(Dataset records)

## Start

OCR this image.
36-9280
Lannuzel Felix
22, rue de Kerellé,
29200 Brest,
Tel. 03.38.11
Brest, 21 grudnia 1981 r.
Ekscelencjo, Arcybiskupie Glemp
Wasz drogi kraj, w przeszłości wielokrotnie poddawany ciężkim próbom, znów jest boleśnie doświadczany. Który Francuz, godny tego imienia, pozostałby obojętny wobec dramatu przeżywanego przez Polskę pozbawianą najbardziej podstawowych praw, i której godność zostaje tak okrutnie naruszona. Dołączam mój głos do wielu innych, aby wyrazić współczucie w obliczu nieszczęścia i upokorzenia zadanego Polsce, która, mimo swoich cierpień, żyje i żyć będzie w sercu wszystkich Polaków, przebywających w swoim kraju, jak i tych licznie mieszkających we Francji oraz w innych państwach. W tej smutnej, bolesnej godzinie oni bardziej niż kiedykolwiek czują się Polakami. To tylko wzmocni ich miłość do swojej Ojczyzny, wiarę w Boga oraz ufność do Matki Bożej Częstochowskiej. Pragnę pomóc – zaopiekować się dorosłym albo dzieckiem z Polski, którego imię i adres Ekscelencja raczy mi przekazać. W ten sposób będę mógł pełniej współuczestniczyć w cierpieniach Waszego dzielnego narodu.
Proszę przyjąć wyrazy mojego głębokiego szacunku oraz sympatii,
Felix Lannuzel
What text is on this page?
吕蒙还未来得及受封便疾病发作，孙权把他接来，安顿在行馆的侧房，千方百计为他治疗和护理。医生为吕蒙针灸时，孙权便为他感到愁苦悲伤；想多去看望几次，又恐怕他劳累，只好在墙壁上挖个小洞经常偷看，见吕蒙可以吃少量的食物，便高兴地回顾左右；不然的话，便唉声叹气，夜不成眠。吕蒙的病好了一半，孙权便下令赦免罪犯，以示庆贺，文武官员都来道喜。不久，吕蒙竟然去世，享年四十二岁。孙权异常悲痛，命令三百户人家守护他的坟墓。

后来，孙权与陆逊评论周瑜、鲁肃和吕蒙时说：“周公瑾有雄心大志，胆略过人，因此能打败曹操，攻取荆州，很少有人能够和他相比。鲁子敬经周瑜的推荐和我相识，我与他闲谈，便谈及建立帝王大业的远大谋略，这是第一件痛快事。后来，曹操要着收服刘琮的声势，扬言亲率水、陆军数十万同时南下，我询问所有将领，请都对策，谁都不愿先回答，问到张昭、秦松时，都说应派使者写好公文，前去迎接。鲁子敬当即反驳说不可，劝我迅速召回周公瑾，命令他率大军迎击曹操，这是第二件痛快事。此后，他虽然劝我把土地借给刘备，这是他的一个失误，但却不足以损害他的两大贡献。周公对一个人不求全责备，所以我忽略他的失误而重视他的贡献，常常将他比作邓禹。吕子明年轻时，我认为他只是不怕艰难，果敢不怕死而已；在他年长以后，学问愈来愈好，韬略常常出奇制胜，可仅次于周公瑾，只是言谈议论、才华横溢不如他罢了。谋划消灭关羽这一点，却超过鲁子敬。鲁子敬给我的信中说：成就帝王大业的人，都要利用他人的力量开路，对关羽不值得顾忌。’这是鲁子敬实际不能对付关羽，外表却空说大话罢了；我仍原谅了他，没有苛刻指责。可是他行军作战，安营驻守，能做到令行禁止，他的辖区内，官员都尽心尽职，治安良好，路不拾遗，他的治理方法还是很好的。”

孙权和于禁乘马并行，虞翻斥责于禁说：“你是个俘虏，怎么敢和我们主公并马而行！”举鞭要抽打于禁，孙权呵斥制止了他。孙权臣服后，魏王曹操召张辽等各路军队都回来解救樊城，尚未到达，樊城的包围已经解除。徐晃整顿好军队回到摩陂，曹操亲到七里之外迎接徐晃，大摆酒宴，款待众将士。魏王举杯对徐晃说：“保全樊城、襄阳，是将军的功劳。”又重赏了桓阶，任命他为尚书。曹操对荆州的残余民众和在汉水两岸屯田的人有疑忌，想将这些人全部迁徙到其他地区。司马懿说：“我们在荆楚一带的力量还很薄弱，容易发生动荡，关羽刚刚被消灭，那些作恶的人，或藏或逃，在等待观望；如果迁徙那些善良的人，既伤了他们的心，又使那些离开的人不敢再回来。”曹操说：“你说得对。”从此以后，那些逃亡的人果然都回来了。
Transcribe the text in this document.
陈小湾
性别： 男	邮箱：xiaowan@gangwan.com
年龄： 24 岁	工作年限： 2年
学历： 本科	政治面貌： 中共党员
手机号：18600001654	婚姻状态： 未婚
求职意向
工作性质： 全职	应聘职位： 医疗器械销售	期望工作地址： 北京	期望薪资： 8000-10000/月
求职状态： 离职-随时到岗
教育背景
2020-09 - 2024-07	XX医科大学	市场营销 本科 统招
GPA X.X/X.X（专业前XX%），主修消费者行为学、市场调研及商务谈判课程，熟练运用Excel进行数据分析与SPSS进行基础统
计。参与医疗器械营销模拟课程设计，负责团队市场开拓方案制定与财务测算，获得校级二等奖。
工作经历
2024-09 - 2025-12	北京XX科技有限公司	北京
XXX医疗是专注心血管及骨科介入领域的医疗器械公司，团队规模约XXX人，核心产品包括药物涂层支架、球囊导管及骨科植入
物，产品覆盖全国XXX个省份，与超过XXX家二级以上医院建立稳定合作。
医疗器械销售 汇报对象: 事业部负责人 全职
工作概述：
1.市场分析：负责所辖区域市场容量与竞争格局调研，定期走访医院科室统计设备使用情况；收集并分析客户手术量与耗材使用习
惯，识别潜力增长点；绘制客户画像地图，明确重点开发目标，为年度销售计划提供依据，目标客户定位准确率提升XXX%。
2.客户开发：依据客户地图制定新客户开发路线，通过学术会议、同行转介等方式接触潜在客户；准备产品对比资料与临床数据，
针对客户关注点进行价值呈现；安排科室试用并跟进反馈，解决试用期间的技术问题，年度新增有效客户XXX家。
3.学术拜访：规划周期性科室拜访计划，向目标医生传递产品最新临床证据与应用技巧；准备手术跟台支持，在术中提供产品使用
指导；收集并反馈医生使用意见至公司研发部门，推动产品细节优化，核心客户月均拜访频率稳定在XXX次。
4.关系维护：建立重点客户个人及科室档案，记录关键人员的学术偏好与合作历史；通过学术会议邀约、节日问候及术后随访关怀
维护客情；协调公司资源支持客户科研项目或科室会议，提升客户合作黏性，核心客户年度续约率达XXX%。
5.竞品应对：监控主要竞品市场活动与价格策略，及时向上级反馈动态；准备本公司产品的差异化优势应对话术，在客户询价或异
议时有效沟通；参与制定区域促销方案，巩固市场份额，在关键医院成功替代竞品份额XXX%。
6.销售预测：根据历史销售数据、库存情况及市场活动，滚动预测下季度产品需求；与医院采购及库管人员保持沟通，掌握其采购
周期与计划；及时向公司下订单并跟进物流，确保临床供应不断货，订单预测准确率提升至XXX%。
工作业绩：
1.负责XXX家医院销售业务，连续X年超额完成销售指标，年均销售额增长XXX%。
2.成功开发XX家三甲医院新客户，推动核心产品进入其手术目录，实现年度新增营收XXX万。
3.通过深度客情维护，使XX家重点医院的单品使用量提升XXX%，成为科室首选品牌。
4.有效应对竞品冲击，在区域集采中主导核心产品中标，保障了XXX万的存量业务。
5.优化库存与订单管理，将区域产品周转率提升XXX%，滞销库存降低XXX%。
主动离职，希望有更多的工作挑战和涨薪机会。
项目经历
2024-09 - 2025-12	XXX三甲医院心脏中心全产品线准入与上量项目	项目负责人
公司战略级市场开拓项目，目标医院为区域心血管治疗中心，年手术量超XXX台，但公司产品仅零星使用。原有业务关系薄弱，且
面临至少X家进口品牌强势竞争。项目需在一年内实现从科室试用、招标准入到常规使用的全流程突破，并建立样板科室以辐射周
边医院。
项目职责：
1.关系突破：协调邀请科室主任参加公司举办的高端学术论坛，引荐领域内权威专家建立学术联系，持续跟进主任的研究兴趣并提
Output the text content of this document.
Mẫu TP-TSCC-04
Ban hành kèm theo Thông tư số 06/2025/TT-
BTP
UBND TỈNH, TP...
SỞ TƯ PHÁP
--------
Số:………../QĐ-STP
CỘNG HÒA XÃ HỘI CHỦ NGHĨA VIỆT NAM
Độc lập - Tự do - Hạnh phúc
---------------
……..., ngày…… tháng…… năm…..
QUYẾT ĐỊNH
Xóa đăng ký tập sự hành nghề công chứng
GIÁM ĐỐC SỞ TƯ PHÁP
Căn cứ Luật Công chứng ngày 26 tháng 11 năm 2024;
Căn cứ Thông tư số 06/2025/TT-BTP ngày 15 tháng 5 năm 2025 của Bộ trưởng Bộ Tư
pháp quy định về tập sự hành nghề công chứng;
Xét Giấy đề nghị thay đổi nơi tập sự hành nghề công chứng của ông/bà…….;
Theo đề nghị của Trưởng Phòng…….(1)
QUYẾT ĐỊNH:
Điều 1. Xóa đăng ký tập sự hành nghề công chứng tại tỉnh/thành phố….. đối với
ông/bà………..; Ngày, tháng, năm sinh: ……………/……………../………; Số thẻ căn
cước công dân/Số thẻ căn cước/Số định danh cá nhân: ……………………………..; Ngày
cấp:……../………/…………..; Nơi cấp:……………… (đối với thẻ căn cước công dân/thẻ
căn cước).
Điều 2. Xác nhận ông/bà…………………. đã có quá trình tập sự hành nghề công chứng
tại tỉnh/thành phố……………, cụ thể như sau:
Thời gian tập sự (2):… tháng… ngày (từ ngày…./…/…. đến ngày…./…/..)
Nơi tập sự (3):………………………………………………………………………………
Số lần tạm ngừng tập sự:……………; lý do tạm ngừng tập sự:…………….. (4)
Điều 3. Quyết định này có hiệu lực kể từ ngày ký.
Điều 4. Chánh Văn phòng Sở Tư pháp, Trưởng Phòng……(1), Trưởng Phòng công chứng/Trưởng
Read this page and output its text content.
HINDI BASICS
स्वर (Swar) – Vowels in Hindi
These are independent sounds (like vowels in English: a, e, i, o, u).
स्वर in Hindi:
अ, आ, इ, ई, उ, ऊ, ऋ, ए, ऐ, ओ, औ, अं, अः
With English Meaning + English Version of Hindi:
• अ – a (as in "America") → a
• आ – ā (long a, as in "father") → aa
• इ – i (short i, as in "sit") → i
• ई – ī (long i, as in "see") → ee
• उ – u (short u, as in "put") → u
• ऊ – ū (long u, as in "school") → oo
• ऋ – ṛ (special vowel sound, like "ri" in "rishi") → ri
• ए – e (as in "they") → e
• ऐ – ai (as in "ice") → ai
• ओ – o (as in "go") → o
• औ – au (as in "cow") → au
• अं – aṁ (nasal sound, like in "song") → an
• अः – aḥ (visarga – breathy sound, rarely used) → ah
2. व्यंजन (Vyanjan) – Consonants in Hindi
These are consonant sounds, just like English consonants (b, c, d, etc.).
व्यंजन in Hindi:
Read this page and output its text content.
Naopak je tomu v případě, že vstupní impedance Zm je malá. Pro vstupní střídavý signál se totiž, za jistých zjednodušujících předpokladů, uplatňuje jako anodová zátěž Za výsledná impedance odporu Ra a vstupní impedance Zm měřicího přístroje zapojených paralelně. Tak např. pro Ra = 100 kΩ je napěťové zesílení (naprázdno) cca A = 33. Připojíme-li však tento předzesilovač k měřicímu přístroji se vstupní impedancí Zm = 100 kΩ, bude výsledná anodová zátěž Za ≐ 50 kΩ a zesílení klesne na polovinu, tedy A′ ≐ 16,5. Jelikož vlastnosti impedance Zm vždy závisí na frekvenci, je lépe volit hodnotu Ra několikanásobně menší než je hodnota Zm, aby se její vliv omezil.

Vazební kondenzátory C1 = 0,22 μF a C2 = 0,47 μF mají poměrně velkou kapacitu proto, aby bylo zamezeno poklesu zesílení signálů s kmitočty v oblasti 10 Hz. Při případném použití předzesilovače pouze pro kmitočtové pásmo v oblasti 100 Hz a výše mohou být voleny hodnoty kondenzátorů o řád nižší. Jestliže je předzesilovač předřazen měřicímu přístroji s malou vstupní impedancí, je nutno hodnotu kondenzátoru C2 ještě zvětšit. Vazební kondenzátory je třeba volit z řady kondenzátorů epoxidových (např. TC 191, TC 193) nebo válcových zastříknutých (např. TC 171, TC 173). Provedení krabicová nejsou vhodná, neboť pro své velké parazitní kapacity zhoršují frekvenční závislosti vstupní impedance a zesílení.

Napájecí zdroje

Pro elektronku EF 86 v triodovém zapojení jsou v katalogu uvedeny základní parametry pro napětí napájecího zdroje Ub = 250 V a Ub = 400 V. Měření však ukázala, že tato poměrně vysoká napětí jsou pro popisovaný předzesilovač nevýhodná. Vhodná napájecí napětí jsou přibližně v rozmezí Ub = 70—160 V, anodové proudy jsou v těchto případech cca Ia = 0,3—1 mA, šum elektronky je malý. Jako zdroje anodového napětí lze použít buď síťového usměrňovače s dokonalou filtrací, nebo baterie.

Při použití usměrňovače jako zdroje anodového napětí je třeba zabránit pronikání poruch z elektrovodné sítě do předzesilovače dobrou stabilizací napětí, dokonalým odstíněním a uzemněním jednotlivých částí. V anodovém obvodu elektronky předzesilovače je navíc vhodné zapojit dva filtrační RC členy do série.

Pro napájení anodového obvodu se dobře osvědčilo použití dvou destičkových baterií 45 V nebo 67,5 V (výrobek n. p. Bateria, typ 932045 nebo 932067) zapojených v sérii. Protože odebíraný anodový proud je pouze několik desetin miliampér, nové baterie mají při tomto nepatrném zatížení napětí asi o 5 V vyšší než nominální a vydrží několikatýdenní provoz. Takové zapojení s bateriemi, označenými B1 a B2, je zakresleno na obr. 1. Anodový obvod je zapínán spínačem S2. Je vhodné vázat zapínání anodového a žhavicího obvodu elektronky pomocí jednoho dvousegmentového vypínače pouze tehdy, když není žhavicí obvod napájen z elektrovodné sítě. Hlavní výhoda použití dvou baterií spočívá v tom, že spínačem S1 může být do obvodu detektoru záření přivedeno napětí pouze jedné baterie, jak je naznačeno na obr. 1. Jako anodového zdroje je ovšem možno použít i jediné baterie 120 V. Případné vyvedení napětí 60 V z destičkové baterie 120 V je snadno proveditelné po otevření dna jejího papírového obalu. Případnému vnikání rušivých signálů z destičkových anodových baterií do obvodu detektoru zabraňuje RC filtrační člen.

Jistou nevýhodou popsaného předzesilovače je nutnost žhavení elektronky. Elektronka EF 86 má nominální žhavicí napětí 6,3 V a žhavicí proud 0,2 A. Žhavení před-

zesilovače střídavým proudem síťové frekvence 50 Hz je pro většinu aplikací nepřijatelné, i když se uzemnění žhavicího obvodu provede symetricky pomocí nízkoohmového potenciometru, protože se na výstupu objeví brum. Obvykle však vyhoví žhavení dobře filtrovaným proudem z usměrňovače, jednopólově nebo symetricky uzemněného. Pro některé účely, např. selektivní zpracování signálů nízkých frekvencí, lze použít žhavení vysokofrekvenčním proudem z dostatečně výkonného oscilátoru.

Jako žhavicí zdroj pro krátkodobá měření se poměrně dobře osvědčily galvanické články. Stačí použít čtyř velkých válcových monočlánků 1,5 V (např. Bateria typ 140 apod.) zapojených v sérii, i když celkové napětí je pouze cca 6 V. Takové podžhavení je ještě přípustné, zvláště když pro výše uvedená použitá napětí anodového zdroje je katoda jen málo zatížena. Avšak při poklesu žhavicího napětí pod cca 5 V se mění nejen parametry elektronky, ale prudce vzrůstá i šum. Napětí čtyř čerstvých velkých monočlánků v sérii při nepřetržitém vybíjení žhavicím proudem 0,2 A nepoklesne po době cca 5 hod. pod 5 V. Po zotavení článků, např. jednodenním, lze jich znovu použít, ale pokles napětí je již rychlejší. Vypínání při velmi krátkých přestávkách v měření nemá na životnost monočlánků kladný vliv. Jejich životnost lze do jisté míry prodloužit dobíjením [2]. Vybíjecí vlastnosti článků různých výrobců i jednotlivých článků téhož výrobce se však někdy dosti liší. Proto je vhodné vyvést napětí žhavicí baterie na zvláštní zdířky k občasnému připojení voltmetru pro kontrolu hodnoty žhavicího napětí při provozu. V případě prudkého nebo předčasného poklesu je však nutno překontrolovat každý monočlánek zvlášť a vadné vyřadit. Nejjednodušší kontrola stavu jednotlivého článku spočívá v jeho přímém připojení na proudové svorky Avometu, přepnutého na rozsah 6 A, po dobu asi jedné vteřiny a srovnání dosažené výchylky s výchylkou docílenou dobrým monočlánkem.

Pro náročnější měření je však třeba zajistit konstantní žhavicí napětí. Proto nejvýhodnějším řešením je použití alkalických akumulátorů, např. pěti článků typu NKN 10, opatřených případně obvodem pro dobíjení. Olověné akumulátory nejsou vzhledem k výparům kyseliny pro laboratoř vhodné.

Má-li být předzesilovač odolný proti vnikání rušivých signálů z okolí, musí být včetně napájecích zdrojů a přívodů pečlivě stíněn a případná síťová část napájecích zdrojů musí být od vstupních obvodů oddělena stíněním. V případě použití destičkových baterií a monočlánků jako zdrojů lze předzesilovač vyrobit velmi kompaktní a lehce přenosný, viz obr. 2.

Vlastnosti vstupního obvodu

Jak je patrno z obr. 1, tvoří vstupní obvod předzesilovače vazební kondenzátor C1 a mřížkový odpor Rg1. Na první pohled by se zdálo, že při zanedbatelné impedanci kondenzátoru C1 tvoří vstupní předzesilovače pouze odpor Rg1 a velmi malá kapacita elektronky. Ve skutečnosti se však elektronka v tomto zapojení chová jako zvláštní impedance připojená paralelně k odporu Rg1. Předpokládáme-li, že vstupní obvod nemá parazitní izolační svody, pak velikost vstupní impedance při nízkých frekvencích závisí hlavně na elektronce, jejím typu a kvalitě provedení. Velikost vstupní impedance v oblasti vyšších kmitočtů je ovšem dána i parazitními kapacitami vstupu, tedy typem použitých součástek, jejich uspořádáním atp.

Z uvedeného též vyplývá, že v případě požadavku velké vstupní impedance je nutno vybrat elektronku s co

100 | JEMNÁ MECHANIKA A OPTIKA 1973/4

## End

Request
Pull out all lines from the listing that contain the string "Thông".

Complete response
Ban hành kèm theo Thông tư số 06/2025/TT-
Căn cứ Thông tư số 06/2025/TT-BTP ngày 15 tháng 5 năm 2025 của Bộ trưởng Bộ Tư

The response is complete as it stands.